What you should do -
Select and copy out every line in the records containing "arrow".

(Recorded data)

* Begin *

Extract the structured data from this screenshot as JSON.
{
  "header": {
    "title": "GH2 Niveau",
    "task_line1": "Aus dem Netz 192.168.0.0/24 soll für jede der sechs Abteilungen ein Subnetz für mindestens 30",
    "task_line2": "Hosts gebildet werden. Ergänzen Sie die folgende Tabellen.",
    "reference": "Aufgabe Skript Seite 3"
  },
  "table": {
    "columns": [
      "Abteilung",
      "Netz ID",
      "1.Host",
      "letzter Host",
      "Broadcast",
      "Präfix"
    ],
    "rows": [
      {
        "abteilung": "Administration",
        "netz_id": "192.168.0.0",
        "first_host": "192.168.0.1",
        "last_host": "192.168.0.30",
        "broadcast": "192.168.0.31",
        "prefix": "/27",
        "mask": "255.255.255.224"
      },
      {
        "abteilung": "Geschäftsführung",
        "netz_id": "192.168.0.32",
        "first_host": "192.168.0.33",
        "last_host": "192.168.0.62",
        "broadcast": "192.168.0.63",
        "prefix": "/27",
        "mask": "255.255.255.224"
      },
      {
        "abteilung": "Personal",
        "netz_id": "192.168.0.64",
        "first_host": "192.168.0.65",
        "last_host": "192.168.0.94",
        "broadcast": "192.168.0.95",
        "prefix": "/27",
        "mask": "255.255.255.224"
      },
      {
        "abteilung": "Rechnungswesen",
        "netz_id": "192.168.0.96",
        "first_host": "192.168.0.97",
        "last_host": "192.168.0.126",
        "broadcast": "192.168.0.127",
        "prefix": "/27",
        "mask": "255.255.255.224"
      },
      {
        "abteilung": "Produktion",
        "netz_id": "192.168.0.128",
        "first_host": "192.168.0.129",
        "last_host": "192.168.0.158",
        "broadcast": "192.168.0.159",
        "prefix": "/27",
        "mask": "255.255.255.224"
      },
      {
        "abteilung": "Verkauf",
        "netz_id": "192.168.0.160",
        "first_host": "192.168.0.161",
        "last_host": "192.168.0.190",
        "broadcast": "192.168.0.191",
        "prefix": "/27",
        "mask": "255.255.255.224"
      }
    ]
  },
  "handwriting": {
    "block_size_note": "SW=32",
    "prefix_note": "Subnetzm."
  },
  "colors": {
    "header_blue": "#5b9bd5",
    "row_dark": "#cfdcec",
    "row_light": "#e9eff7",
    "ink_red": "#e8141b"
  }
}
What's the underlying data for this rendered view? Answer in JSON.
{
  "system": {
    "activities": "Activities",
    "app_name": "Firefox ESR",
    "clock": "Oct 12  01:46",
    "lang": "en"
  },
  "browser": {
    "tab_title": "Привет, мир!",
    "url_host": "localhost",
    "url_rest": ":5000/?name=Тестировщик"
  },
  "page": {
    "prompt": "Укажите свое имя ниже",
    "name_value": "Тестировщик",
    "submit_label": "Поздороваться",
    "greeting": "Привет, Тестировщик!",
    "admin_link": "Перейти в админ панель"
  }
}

* End *
* Begin *

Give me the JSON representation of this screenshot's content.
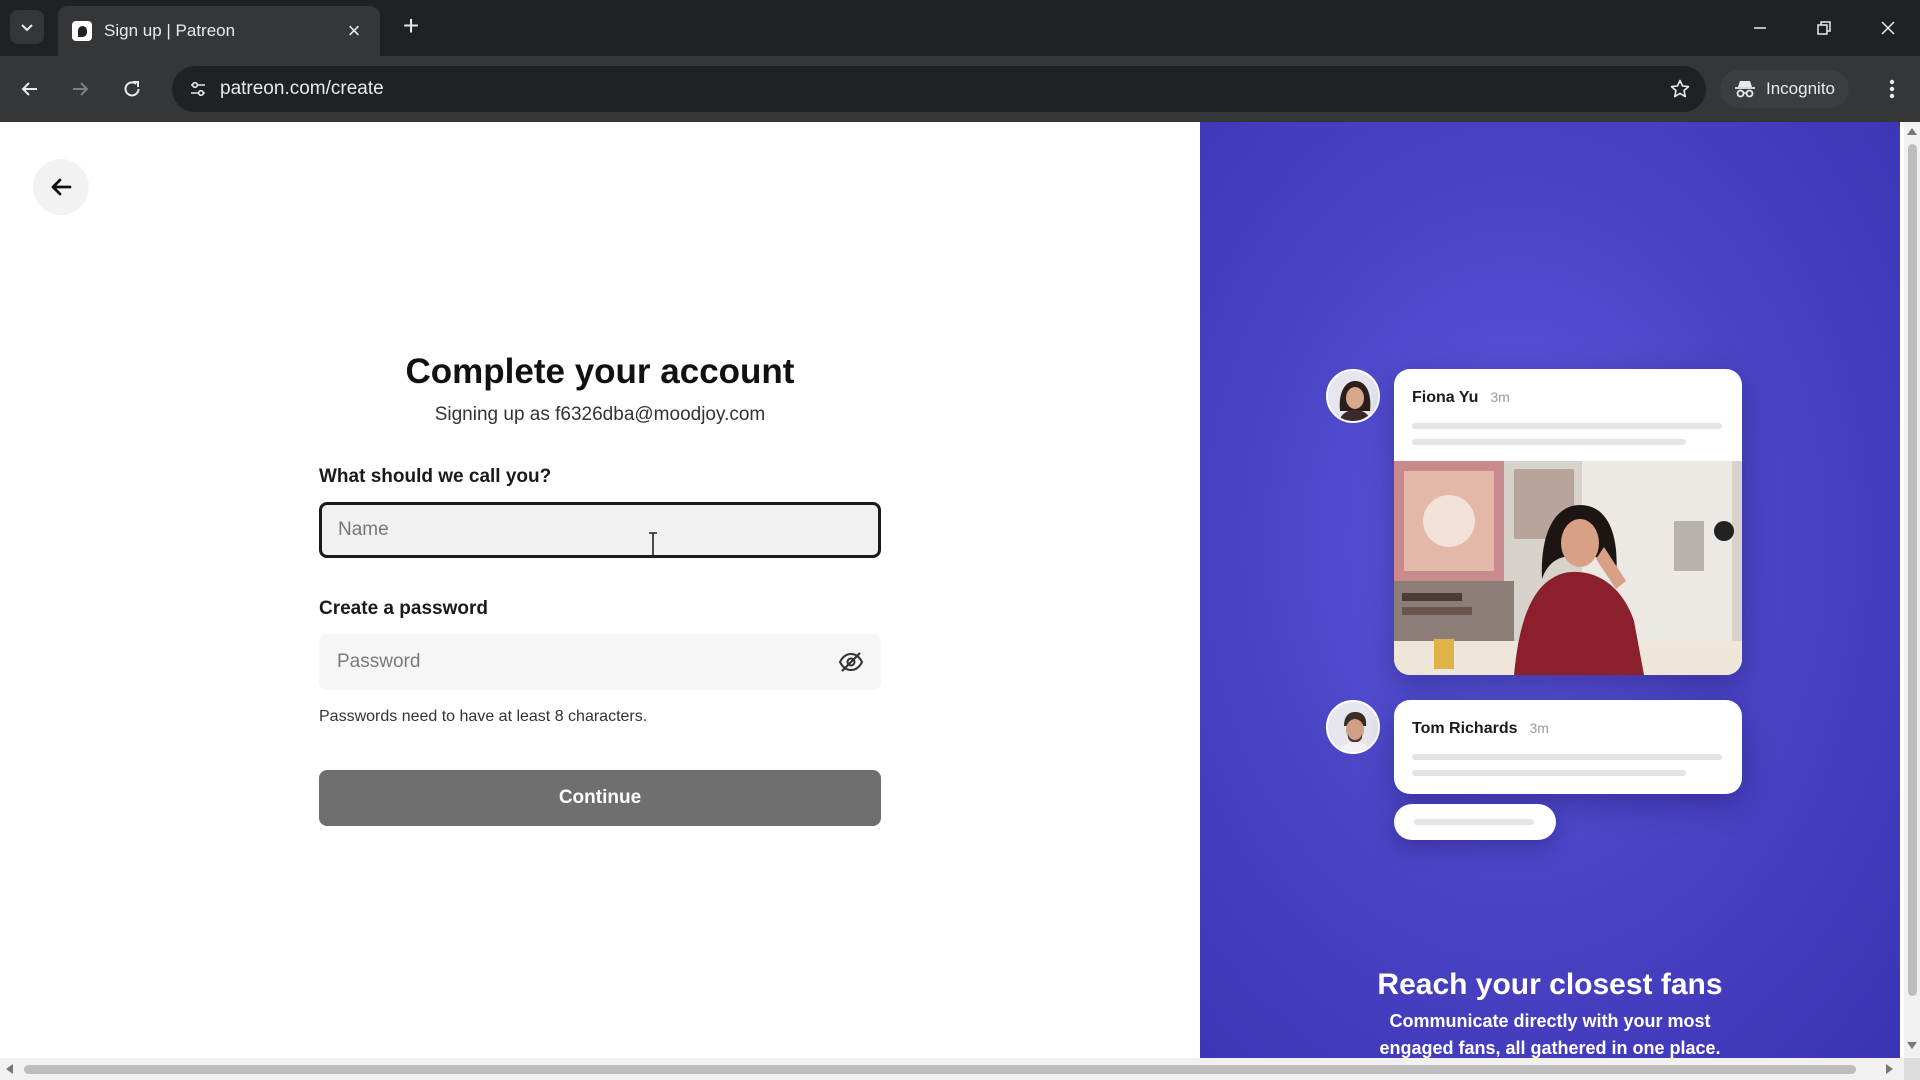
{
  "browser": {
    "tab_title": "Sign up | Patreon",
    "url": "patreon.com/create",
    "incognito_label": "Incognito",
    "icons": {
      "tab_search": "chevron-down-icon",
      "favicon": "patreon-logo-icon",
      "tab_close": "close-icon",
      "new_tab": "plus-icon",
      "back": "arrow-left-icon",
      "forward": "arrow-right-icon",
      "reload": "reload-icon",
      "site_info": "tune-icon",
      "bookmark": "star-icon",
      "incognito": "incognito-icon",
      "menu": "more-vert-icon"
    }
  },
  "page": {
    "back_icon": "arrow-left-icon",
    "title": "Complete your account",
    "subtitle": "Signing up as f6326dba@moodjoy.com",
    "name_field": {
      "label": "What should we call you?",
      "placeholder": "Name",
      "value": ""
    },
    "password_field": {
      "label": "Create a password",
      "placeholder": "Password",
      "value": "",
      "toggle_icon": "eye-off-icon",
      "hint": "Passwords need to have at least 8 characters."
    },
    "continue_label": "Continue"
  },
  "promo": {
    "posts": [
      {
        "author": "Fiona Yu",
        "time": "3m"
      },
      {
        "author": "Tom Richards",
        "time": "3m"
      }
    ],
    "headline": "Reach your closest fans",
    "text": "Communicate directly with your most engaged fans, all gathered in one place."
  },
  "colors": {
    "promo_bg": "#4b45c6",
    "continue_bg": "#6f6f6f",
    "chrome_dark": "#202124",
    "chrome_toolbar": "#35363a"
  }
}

* End *

Exercise answer -
      "back": "arrow-left-icon",
      "forward": "arrow-right-icon",
    "back_icon": "arrow-left-icon",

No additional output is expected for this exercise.